**Problem to solve**
Copy out every line of the material below without any changes, but leave the picture out.

---------- Extracted material

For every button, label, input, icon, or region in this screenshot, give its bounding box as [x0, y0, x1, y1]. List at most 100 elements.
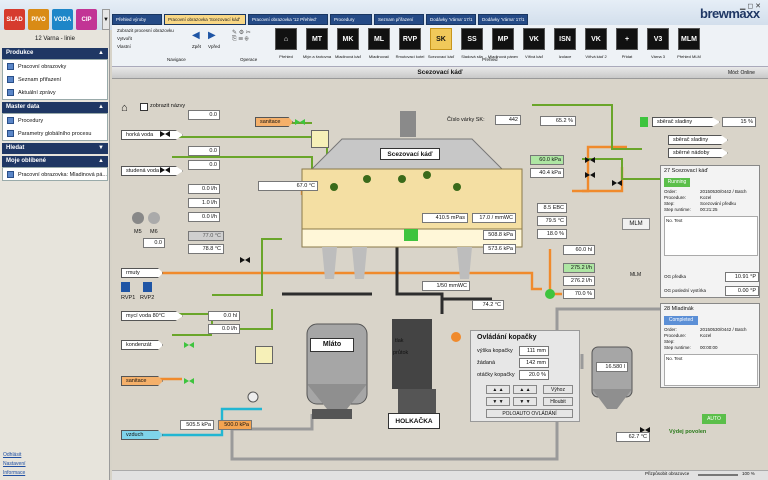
sanitation-box[interactable]	[311, 130, 329, 148]
sidebar-item-global-params[interactable]: Parametry globálního procesu	[3, 127, 107, 140]
rake-up-button[interactable]: ▲ ▲	[486, 385, 510, 394]
overview-button-3[interactable]: ML	[368, 28, 390, 50]
valve-right-1[interactable]	[585, 157, 595, 164]
window-controls[interactable]: ▁ ◻ ✕	[740, 2, 761, 10]
valve-main[interactable]	[240, 257, 250, 264]
rvp1-icon[interactable]	[121, 282, 130, 292]
rvp2-icon[interactable]	[143, 282, 152, 292]
sidebar-header-favorites[interactable]: Moje oblíbené ▲	[2, 156, 108, 167]
ribbon-view-options[interactable]: Zobrazit procesní obrazovku Vytvořit Vlast…	[117, 27, 174, 51]
sidebar-production-list: Pracovní obrazovky Seznam přiřazení Aktu…	[2, 59, 108, 100]
product-tabs-more-button[interactable]: ▼	[102, 9, 110, 30]
wort-collector-btn2[interactable]: sběrač sladiny	[668, 135, 728, 145]
document-tab-3[interactable]: Procedury	[330, 14, 372, 25]
wort-collector-value: 15 %	[722, 117, 756, 127]
rake-up-button-2[interactable]: ▲ ▲	[513, 385, 537, 394]
operation-tools[interactable]: ✎ ⚙ ✂ ⎘ ☰ ⊕	[232, 29, 272, 49]
rake-down-button[interactable]: ▼ ▼	[486, 397, 510, 406]
valve-right-2[interactable]	[585, 172, 595, 179]
overview-button-13[interactable]: MLM	[678, 28, 700, 50]
overview-button-label-8: Vířivá káď	[524, 54, 544, 59]
rake-down-button-2[interactable]: ▼ ▼	[513, 397, 537, 406]
overview-button-9[interactable]: ISN	[554, 28, 576, 50]
home-icon[interactable]: ⌂	[121, 102, 133, 114]
cold-water-button[interactable]: studená voda	[121, 166, 183, 176]
valve-right-3[interactable]	[612, 180, 622, 187]
document-tab-6[interactable]: Dodávky 'Várna' 17/1	[478, 14, 528, 25]
back-arrow-icon[interactable]: ◀	[192, 30, 206, 42]
overview-button-6[interactable]: SS	[461, 28, 483, 50]
wash-val-2: 0.0 l/h	[208, 324, 240, 334]
wort-collector-button[interactable]: sběrač sladiny	[652, 117, 720, 127]
overview-button-5[interactable]: SK	[430, 28, 452, 50]
rake-height-value: 111 mm	[519, 346, 549, 356]
document-tab-0[interactable]: Přehled výroby	[112, 14, 162, 25]
sidebar-header-production[interactable]: Produkce ▲	[2, 48, 108, 59]
overview-button-8[interactable]: VK	[523, 28, 545, 50]
sidebar-header-masterdata[interactable]: Master data ▲	[2, 102, 108, 113]
condensate-button[interactable]: kondenzát	[121, 340, 163, 350]
value-c: 0.0	[188, 160, 220, 170]
document-tab-5[interactable]: Dodávky 'Várna' 17/1	[426, 14, 476, 25]
holkacka-button[interactable]: HOLKAČKA	[388, 413, 440, 429]
m5-label: M5	[134, 229, 142, 235]
kpa-1: 508.8 kPa	[483, 230, 516, 240]
condensate-box[interactable]	[255, 346, 273, 364]
valve-cold-water[interactable]	[160, 167, 170, 174]
overview-button-label-10: Vířivá káď 2	[585, 54, 607, 59]
overview-button-7[interactable]: MP	[492, 28, 514, 50]
zoom-slider[interactable]	[698, 474, 738, 476]
spent-grain-label: Mláto	[310, 338, 354, 352]
sidebar-item-messages[interactable]: Aktuální zprávy	[3, 86, 107, 99]
wash-water-button[interactable]: mycí voda 80°C	[121, 311, 183, 321]
value-a: 0.0	[188, 110, 220, 120]
overview-button-1[interactable]: MT	[306, 28, 328, 50]
sidebar-item-favorite[interactable]: Pracovní obrazovka: Mladinová pá...	[3, 168, 107, 181]
show-names-checkbox[interactable]	[140, 103, 148, 111]
rake-semiauto-button[interactable]: POLOAUTO OVLÁDÁNÍ	[486, 409, 573, 418]
settings-link[interactable]: Nastavení	[3, 461, 26, 467]
overview-button-12[interactable]: V3	[647, 28, 669, 50]
product-tab-cip[interactable]: CIP	[76, 9, 97, 30]
sidebar-item-work-screens[interactable]: Pracovní obrazovky	[3, 60, 107, 73]
sidebar-header-search[interactable]: Hledat ▼	[2, 143, 108, 154]
rake-discharge-button[interactable]: Výhoz	[543, 385, 573, 394]
forward-arrow-icon[interactable]: ▶	[208, 30, 222, 42]
sidebar-item-assignments[interactable]: Seznam přiřazení	[3, 73, 107, 86]
overview-button-2[interactable]: MK	[337, 28, 359, 50]
air-button[interactable]: vzduch	[121, 430, 163, 440]
valve-hot-water[interactable]	[160, 131, 170, 138]
product-tab-slad[interactable]: SLAD	[4, 9, 25, 30]
overview-button-10[interactable]: VK	[585, 28, 607, 50]
rvp1-label: RVP1	[121, 295, 136, 301]
document-tab-4[interactable]: Seznam přiřazení	[374, 14, 424, 25]
hot-water-button[interactable]: horká voda	[121, 130, 183, 140]
collector-vessels-button[interactable]: sběrné nádoby	[668, 148, 728, 158]
valve-condensate[interactable]	[184, 342, 194, 349]
batch-card-27: 27 Scezovací káď Running Order: 20150530/…	[660, 165, 760, 298]
overview-button-4[interactable]: RVP	[399, 28, 421, 50]
valve-sanitation[interactable]	[295, 119, 305, 126]
document-tab-2[interactable]: Pracovní obrazovka '12 Přehled'	[248, 14, 328, 25]
auto-badge[interactable]: AUTO	[702, 414, 726, 424]
info-link[interactable]: Informace	[3, 470, 25, 476]
document-tab-1[interactable]: Pracovní obrazovka 'Scezovací káď'	[164, 14, 246, 25]
sidebar-item-procedures[interactable]: Procedury	[3, 114, 107, 127]
product-tab-voda[interactable]: VODA	[52, 9, 73, 30]
overview-button-0[interactable]: ⌂	[275, 28, 297, 50]
logout-link[interactable]: Odhlásit	[3, 452, 21, 458]
valve-sanitation-bottom[interactable]	[184, 378, 194, 385]
rake-speed-label: otáčky kopačky	[477, 372, 515, 378]
sanitation-button[interactable]: sanitace	[121, 376, 163, 386]
rake-deepen-button[interactable]: Hloubit	[543, 397, 573, 406]
m5-icon[interactable]	[132, 212, 144, 224]
flow-3: 0.0 l/h	[188, 212, 220, 222]
mlm-button[interactable]: MLM	[622, 218, 650, 230]
overview-button-11[interactable]: +	[616, 28, 638, 50]
batch-28-status: Completed	[664, 316, 698, 325]
sanitation-top-button[interactable]: sanitace	[255, 117, 293, 127]
product-tab-pivo[interactable]: PIVO	[28, 9, 49, 30]
procedure-icon	[7, 117, 14, 124]
mash-button[interactable]: rmuty	[121, 268, 163, 278]
m6-icon[interactable]	[148, 212, 160, 224]
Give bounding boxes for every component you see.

--------------------

**Exercise answer**
For every button, label, input, icon, or region in this screenshot, give its bounding box as [x0, y0, x1, y1]. List at most 100 elements.
sanitation-box[interactable]	[311, 130, 329, 148]
sidebar-item-global-params[interactable]: Parametry globálního procesu	[3, 127, 107, 140]
rake-up-button[interactable]: ▲ ▲	[486, 385, 510, 394]
overview-button-3[interactable]: ML	[368, 28, 390, 50]
valve-right-1[interactable]	[585, 157, 595, 164]
window-controls[interactable]: ▁ ◻ ✕	[740, 2, 761, 10]
valve-main[interactable]	[240, 257, 250, 264]
rvp1-icon[interactable]	[121, 282, 130, 292]
rvp2-icon[interactable]	[143, 282, 152, 292]
sidebar-header-favorites[interactable]: Moje oblíbené ▲	[2, 156, 108, 167]
ribbon-view-options[interactable]: Zobrazit procesní obrazovku Vytvořit Vlast…	[117, 27, 174, 51]
sidebar-production-list: Pracovní obrazovky Seznam přiřazení Aktu…	[2, 59, 108, 100]
product-tabs-more-button[interactable]: ▼	[102, 9, 110, 30]
wort-collector-btn2[interactable]: sběrač sladiny	[668, 135, 728, 145]
document-tab-3[interactable]: Procedury	[330, 14, 372, 25]
wort-collector-value: 15 %	[722, 117, 756, 127]
rake-up-button-2[interactable]: ▲ ▲	[513, 385, 537, 394]
operation-tools[interactable]: ✎ ⚙ ✂ ⎘ ☰ ⊕	[232, 29, 272, 49]
rake-down-button[interactable]: ▼ ▼	[486, 397, 510, 406]
valve-right-2[interactable]	[585, 172, 595, 179]
overview-button-13[interactable]: MLM	[678, 28, 700, 50]
overview-button-label-8: Vířivá káď	[524, 54, 544, 59]
rake-down-button-2[interactable]: ▼ ▼	[513, 397, 537, 406]
overview-button-9[interactable]: ISN	[554, 28, 576, 50]
home-icon[interactable]: ⌂	[121, 102, 133, 114]
cold-water-button[interactable]: studená voda	[121, 166, 183, 176]
valve-right-3[interactable]	[612, 180, 622, 187]
document-tab-6[interactable]: Dodávky 'Várna' 17/1	[478, 14, 528, 25]
back-arrow-icon[interactable]: ◀	[192, 30, 206, 42]
overview-button-6[interactable]: SS	[461, 28, 483, 50]
wash-val-2: 0.0 l/h	[208, 324, 240, 334]
wort-collector-button[interactable]: sběrač sladiny	[652, 117, 720, 127]
overview-button-5[interactable]: SK	[430, 28, 452, 50]
rake-height-value: 111 mm	[519, 346, 549, 356]
document-tab-0[interactable]: Přehled výroby	[112, 14, 162, 25]
sidebar-header-production[interactable]: Produkce ▲	[2, 48, 108, 59]
overview-button-8[interactable]: VK	[523, 28, 545, 50]
sidebar-header-masterdata[interactable]: Master data ▲	[2, 102, 108, 113]
condensate-button[interactable]: kondenzát	[121, 340, 163, 350]
value-c: 0.0	[188, 160, 220, 170]
document-tab-5[interactable]: Dodávky 'Várna' 17/1	[426, 14, 476, 25]
holkacka-button[interactable]: HOLKAČKA	[388, 413, 440, 429]
m5-label: M5	[134, 229, 142, 235]
kpa-1: 508.8 kPa	[483, 230, 516, 240]
condensate-box[interactable]	[255, 346, 273, 364]
valve-cold-water[interactable]	[160, 167, 170, 174]
overview-button-label-10: Vířivá káď 2	[585, 54, 607, 59]
overview-button-7[interactable]: MP	[492, 28, 514, 50]
zoom-slider[interactable]	[698, 474, 738, 476]
spent-grain-label: Mláto	[310, 338, 354, 352]
sidebar-item-messages[interactable]: Aktuální zprávy	[3, 86, 107, 99]
wash-water-button[interactable]: mycí voda 80°C	[121, 311, 183, 321]
value-a: 0.0	[188, 110, 220, 120]
overview-button-1[interactable]: MT	[306, 28, 328, 50]
sidebar-item-favorite[interactable]: Pracovní obrazovka: Mladinová pá...	[3, 168, 107, 181]
show-names-checkbox[interactable]	[140, 103, 148, 111]
rake-semiauto-button[interactable]: POLOAUTO OVLÁDÁNÍ	[486, 409, 573, 418]
settings-link[interactable]: Nastavení	[3, 461, 26, 467]
overview-button-12[interactable]: V3	[647, 28, 669, 50]
product-tab-cip[interactable]: CIP	[76, 9, 97, 30]
sidebar-item-work-screens[interactable]: Pracovní obrazovky	[3, 60, 107, 73]
sidebar-header-search[interactable]: Hledat ▼	[2, 143, 108, 154]
rake-discharge-button[interactable]: Výhoz	[543, 385, 573, 394]
forward-arrow-icon[interactable]: ▶	[208, 30, 222, 42]
sidebar-item-assignments[interactable]: Seznam přiřazení	[3, 73, 107, 86]
overview-button-2[interactable]: MK	[337, 28, 359, 50]
air-button[interactable]: vzduch	[121, 430, 163, 440]
valve-hot-water[interactable]	[160, 131, 170, 138]
product-tab-slad[interactable]: SLAD	[4, 9, 25, 30]
overview-button-10[interactable]: VK	[585, 28, 607, 50]
rvp1-label: RVP1	[121, 295, 136, 301]
document-tab-4[interactable]: Seznam přiřazení	[374, 14, 424, 25]
hot-water-button[interactable]: horká voda	[121, 130, 183, 140]
collector-vessels-button[interactable]: sběrné nádoby	[668, 148, 728, 158]
valve-condensate[interactable]	[184, 342, 194, 349]
batch-card-27: 27 Scezovací káď Running Order: 20150530/…	[660, 165, 760, 298]
overview-button-4[interactable]: RVP	[399, 28, 421, 50]
valve-sanitation[interactable]	[295, 119, 305, 126]
document-tab-2[interactable]: Pracovní obrazovka '12 Přehled'	[248, 14, 328, 25]
auto-badge[interactable]: AUTO	[702, 414, 726, 424]
info-link[interactable]: Informace	[3, 470, 25, 476]
document-tab-1[interactable]: Pracovní obrazovka 'Scezovací káď'	[164, 14, 246, 25]
sidebar-item-procedures[interactable]: Procedury	[3, 114, 107, 127]
product-tab-voda[interactable]: VODA	[52, 9, 73, 30]
overview-button-0[interactable]: ⌂	[275, 28, 297, 50]
logout-link[interactable]: Odhlásit	[3, 452, 21, 458]
valve-sanitation-bottom[interactable]	[184, 378, 194, 385]
rake-speed-label: otáčky kopačky	[477, 372, 515, 378]
sanitation-button[interactable]: sanitace	[121, 376, 163, 386]
rake-deepen-button[interactable]: Hloubit	[543, 397, 573, 406]
m5-icon[interactable]	[132, 212, 144, 224]
flow-3: 0.0 l/h	[188, 212, 220, 222]
mlm-button[interactable]: MLM	[622, 218, 650, 230]
overview-button-11[interactable]: +	[616, 28, 638, 50]
batch-28-status: Completed	[664, 316, 698, 325]
sanitation-top-button[interactable]: sanitace	[255, 117, 293, 127]
product-tab-pivo[interactable]: PIVO	[28, 9, 49, 30]
procedure-icon	[7, 117, 14, 124]
mash-button[interactable]: rmuty	[121, 268, 163, 278]
m6-icon[interactable]	[148, 212, 160, 224]
Give bounding boxes for every component you see.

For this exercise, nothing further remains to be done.